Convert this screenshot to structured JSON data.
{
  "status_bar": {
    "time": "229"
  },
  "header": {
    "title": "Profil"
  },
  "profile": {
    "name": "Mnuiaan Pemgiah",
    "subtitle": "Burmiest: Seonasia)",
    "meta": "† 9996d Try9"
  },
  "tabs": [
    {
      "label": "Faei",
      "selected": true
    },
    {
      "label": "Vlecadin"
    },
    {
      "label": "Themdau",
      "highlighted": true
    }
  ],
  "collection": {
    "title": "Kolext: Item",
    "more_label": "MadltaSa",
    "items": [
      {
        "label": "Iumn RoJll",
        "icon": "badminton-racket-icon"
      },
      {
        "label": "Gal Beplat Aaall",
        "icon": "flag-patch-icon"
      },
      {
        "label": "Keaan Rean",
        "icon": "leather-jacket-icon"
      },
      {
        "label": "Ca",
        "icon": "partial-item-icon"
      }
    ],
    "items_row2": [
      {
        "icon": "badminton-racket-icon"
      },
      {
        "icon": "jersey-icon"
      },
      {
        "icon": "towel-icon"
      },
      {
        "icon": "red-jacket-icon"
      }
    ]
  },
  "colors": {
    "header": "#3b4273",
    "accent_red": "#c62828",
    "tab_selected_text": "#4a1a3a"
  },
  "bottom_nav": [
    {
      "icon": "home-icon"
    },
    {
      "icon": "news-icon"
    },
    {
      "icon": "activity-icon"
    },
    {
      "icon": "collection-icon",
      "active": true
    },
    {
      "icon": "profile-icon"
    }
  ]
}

━━━

:: Exercise directions ::
Find the word "true" in the records and pull out each line that has it.

:: Solution for this problem ::
      "selected": true
      "highlighted": true
      "active": true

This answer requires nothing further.